Records supplied –
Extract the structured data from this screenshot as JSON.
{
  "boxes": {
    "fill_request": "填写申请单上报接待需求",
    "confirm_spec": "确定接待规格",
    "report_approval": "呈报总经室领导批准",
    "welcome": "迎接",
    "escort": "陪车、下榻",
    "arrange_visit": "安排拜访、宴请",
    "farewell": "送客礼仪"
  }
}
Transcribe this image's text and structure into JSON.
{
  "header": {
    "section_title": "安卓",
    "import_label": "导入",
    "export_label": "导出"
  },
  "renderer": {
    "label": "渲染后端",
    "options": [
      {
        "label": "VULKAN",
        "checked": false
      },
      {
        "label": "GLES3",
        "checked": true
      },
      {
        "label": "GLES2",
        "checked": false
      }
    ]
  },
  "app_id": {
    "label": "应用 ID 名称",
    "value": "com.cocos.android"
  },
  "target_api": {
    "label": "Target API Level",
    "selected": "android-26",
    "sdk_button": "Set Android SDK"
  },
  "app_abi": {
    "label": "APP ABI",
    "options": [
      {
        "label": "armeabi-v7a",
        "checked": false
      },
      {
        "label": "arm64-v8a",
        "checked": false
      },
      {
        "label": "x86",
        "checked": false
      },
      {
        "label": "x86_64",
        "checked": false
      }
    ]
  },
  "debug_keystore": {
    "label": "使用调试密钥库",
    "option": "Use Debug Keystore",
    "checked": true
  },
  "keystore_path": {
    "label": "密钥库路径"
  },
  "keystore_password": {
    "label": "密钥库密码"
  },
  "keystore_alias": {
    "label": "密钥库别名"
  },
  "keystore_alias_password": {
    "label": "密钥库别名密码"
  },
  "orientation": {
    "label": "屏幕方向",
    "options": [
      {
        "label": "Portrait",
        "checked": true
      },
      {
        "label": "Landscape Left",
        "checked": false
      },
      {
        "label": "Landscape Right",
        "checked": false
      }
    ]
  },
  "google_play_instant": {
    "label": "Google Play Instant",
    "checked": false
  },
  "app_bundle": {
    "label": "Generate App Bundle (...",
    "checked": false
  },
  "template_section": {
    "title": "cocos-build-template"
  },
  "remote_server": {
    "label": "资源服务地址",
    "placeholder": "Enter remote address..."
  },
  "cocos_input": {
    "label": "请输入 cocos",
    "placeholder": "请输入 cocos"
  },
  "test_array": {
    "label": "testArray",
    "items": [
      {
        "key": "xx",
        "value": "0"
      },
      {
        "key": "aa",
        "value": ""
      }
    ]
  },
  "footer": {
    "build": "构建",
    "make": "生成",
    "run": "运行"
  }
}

Exercise prompt – Each entry is to be returned in full, character for character.

Solution to this task –
Extract the structured data from this screenshot as JSON.
{
  "boxes": {
    "fill_request": "填写申请单上报接待需求",
    "confirm_spec": "确定接待规格",
    "report_approval": "呈报总经室领导批准",
    "welcome": "迎接",
    "escort": "陪车、下榻",
    "arrange_visit": "安排拜访、宴请",
    "farewell": "送客礼仪"
  }
}
Transcribe this image's text and structure into JSON.
{
  "header": {
    "section_title": "安卓",
    "import_label": "导入",
    "export_label": "导出"
  },
  "renderer": {
    "label": "渲染后端",
    "options": [
      {
        "label": "VULKAN",
        "checked": false
      },
      {
        "label": "GLES3",
        "checked": true
      },
      {
        "label": "GLES2",
        "checked": false
      }
    ]
  },
  "app_id": {
    "label": "应用 ID 名称",
    "value": "com.cocos.android"
  },
  "target_api": {
    "label": "Target API Level",
    "selected": "android-26",
    "sdk_button": "Set Android SDK"
  },
  "app_abi": {
    "label": "APP ABI",
    "options": [
      {
        "label": "armeabi-v7a",
        "checked": false
      },
      {
        "label": "arm64-v8a",
        "checked": false
      },
      {
        "label": "x86",
        "checked": false
      },
      {
        "label": "x86_64",
        "checked": false
      }
    ]
  },
  "debug_keystore": {
    "label": "使用调试密钥库",
    "option": "Use Debug Keystore",
    "checked": true
  },
  "keystore_path": {
    "label": "密钥库路径"
  },
  "keystore_password": {
    "label": "密钥库密码"
  },
  "keystore_alias": {
    "label": "密钥库别名"
  },
  "keystore_alias_password": {
    "label": "密钥库别名密码"
  },
  "orientation": {
    "label": "屏幕方向",
    "options": [
      {
        "label": "Portrait",
        "checked": true
      },
      {
        "label": "Landscape Left",
        "checked": false
      },
      {
        "label": "Landscape Right",
        "checked": false
      }
    ]
  },
  "google_play_instant": {
    "label": "Google Play Instant",
    "checked": false
  },
  "app_bundle": {
    "label": "Generate App Bundle (...",
    "checked": false
  },
  "template_section": {
    "title": "cocos-build-template"
  },
  "remote_server": {
    "label": "资源服务地址",
    "placeholder": "Enter remote address..."
  },
  "cocos_input": {
    "label": "请输入 cocos",
    "placeholder": "请输入 cocos"
  },
  "test_array": {
    "label": "testArray",
    "items": [
      {
        "key": "xx",
        "value": "0"
      },
      {
        "key": "aa",
        "value": ""
      }
    ]
  },
  "footer": {
    "build": "构建",
    "make": "生成",
    "run": "运行"
  }
}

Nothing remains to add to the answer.